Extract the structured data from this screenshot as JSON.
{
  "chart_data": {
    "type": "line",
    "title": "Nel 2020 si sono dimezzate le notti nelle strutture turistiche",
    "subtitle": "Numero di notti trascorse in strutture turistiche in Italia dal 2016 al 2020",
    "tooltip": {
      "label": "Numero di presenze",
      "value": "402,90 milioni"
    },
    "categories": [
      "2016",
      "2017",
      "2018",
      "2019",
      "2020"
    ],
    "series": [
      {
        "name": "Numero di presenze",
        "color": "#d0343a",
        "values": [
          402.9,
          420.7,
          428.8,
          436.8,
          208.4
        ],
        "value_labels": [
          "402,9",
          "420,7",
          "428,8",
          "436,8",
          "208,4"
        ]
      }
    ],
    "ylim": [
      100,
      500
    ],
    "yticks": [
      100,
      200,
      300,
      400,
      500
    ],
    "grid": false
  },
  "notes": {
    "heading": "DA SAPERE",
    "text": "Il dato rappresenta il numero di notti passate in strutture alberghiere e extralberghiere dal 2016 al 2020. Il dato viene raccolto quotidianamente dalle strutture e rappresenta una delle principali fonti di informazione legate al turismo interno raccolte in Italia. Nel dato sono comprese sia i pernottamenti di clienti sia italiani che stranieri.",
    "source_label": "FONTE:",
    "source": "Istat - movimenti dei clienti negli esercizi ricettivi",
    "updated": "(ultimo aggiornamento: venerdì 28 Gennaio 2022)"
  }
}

### TASK
Restate each entry exactly, skipping none.

### SOLUTION TO THE EXERCISE
Extract the structured data from this screenshot as JSON.
{
  "chart_data": {
    "type": "line",
    "title": "Nel 2020 si sono dimezzate le notti nelle strutture turistiche",
    "subtitle": "Numero di notti trascorse in strutture turistiche in Italia dal 2016 al 2020",
    "tooltip": {
      "label": "Numero di presenze",
      "value": "402,90 milioni"
    },
    "categories": [
      "2016",
      "2017",
      "2018",
      "2019",
      "2020"
    ],
    "series": [
      {
        "name": "Numero di presenze",
        "color": "#d0343a",
        "values": [
          402.9,
          420.7,
          428.8,
          436.8,
          208.4
        ],
        "value_labels": [
          "402,9",
          "420,7",
          "428,8",
          "436,8",
          "208,4"
        ]
      }
    ],
    "ylim": [
      100,
      500
    ],
    "yticks": [
      100,
      200,
      300,
      400,
      500
    ],
    "grid": false
  },
  "notes": {
    "heading": "DA SAPERE",
    "text": "Il dato rappresenta il numero di notti passate in strutture alberghiere e extralberghiere dal 2016 al 2020. Il dato viene raccolto quotidianamente dalle strutture e rappresenta una delle principali fonti di informazione legate al turismo interno raccolte in Italia. Nel dato sono comprese sia i pernottamenti di clienti sia italiani che stranieri.",
    "source_label": "FONTE:",
    "source": "Istat - movimenti dei clienti negli esercizi ricettivi",
    "updated": "(ultimo aggiornamento: venerdì 28 Gennaio 2022)"
  }
}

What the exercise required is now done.